## WORK TO COMPLETE
Identify the lines that contain the word "image", then copy them.

Figure contents as structured data
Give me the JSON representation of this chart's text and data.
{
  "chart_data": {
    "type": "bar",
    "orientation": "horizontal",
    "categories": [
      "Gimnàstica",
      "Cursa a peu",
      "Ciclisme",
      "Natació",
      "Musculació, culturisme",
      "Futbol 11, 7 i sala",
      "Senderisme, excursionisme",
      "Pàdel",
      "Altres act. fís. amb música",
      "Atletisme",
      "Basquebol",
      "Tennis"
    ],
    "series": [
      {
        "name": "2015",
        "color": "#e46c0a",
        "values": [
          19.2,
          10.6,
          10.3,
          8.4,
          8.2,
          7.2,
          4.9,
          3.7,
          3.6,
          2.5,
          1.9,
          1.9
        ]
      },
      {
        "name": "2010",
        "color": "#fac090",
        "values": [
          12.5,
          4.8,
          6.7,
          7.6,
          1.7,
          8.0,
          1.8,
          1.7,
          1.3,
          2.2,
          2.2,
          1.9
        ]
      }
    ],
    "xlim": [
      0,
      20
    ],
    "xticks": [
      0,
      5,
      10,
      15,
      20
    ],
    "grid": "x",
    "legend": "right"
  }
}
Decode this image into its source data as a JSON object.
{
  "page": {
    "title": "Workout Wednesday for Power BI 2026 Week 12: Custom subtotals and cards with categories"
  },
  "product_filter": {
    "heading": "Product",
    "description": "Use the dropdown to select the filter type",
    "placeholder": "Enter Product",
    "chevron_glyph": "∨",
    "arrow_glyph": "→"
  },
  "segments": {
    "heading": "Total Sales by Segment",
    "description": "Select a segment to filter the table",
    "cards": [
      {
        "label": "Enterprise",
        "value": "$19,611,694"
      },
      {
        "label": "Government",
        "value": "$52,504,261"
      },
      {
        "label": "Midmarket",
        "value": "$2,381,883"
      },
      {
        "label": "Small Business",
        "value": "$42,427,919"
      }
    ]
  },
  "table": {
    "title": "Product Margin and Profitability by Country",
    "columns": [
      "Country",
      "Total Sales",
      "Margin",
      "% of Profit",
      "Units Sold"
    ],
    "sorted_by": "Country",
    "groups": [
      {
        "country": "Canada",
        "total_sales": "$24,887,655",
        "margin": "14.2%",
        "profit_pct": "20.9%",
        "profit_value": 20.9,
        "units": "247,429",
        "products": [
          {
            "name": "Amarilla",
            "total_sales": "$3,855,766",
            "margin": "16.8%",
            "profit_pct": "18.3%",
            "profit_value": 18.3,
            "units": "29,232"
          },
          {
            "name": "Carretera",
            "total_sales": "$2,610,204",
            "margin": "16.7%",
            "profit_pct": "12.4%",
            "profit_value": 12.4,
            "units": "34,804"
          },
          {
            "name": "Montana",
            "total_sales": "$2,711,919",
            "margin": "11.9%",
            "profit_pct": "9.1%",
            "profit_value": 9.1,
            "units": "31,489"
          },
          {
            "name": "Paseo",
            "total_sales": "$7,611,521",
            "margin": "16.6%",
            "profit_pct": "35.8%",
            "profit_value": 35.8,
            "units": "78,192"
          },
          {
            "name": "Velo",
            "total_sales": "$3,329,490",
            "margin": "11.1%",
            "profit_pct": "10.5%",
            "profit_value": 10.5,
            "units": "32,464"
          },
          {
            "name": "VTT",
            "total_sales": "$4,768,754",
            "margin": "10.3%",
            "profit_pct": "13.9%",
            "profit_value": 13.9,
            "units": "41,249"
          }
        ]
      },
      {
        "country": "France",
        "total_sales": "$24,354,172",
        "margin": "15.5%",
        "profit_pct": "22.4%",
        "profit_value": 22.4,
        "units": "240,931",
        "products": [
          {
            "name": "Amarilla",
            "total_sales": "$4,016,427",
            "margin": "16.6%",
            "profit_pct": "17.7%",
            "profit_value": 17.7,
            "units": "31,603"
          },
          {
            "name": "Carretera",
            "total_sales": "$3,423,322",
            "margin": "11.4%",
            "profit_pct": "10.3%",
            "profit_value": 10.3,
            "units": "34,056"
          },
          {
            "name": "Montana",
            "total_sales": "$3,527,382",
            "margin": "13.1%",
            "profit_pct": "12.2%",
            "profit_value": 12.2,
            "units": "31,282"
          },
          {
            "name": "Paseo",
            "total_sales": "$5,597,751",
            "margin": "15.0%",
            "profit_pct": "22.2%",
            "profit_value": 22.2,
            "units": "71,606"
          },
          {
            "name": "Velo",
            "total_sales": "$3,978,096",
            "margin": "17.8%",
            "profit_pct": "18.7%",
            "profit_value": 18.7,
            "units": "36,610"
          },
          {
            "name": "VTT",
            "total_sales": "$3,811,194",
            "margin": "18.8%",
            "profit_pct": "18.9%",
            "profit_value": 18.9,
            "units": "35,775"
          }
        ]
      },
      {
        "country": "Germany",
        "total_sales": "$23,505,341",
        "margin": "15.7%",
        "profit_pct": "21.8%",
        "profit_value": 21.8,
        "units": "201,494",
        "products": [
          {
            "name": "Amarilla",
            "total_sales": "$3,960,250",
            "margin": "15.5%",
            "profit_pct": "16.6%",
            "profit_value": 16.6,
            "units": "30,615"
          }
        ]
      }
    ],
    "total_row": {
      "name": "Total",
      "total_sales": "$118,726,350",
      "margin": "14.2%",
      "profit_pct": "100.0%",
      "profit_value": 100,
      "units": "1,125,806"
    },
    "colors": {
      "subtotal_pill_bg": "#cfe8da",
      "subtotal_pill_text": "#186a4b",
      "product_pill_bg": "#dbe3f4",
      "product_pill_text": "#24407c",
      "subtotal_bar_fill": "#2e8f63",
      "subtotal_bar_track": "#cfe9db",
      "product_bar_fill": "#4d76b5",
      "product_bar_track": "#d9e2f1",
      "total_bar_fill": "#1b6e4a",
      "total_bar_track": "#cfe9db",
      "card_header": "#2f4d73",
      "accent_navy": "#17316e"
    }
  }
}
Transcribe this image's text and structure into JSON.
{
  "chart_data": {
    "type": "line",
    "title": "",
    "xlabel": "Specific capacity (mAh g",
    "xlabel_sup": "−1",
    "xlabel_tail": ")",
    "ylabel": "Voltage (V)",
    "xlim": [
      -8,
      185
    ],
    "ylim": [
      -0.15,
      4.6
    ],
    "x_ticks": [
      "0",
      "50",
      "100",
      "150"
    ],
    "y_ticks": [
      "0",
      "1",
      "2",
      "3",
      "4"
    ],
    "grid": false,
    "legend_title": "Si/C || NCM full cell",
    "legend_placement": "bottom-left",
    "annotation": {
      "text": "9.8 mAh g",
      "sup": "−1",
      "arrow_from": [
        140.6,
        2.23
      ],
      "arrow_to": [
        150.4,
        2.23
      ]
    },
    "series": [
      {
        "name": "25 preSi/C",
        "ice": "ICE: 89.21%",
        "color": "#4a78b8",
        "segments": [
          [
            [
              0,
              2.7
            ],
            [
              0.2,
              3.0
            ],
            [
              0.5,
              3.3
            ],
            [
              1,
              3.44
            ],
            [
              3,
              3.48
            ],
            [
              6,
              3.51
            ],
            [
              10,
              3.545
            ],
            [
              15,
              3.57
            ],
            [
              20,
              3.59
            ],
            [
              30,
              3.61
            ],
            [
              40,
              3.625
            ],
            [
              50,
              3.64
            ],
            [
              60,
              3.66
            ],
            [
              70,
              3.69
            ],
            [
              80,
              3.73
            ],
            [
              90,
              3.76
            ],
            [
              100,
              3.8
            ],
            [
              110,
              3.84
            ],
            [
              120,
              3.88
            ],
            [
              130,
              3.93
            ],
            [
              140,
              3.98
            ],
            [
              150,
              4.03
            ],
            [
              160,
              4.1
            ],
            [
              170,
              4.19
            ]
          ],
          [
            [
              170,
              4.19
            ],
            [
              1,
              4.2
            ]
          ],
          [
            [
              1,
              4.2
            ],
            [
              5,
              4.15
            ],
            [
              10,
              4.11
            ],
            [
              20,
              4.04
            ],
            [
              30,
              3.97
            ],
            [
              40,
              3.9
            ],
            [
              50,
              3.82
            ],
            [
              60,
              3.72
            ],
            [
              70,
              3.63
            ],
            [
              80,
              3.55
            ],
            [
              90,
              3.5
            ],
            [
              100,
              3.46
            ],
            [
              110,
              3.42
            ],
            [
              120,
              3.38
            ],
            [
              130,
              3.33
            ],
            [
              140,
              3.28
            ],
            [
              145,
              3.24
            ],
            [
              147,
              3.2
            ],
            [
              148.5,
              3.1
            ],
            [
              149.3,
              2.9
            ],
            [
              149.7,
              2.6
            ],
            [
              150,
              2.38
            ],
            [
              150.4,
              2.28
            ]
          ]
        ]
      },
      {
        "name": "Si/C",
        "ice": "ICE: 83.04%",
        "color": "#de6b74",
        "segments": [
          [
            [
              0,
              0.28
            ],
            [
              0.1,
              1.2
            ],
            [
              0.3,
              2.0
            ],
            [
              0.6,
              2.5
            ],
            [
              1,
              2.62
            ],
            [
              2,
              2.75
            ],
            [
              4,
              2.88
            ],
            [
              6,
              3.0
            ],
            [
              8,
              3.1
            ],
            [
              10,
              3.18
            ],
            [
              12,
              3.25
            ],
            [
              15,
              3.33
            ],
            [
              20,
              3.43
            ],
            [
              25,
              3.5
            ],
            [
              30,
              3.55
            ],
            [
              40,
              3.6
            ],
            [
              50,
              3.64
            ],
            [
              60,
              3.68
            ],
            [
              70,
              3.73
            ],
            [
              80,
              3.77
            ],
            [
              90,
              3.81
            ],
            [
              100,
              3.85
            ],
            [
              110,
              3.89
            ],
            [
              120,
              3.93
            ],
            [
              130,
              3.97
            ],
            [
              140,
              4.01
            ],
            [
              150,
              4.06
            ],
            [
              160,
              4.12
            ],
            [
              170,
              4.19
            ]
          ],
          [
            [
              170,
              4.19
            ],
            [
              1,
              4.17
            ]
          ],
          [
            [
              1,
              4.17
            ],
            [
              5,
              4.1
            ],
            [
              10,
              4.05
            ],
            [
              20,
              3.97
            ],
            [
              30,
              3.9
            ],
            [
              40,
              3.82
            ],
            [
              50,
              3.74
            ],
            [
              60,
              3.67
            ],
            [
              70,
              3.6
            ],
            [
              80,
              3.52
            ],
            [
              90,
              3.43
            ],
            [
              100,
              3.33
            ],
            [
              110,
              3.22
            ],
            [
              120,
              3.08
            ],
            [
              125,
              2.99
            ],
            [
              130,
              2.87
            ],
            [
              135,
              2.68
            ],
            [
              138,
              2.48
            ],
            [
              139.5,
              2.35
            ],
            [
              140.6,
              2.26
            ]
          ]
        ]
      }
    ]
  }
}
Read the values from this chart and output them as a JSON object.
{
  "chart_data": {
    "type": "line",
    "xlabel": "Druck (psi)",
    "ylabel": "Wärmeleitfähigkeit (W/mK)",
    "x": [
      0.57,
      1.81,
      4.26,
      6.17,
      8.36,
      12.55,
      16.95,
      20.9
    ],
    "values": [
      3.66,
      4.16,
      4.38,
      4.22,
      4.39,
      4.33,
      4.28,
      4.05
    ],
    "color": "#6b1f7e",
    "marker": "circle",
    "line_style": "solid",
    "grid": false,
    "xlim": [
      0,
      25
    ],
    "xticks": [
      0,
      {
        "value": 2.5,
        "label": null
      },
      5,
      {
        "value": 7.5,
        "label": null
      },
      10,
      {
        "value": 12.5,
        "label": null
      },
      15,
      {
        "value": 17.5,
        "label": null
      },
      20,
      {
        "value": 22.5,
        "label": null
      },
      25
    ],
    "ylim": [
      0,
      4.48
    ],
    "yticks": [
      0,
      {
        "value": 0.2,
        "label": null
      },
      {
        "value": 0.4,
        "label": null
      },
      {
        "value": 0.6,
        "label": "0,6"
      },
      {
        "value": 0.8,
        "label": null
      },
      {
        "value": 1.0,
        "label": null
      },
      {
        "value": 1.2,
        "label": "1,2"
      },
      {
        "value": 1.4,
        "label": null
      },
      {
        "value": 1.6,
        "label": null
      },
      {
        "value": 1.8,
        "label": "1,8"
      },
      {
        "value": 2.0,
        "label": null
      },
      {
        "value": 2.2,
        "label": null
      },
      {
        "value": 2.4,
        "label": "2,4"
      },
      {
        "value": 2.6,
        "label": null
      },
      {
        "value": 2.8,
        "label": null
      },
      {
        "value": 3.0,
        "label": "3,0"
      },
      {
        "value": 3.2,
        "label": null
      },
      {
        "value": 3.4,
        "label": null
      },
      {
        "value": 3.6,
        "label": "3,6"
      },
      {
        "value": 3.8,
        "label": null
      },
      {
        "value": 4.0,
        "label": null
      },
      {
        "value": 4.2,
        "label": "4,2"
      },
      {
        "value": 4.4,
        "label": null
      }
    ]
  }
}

## SOLUTION FOR THIS TASK
Decode this image into its source data as a JSON object.
Transcribe this image's text and structure into JSON.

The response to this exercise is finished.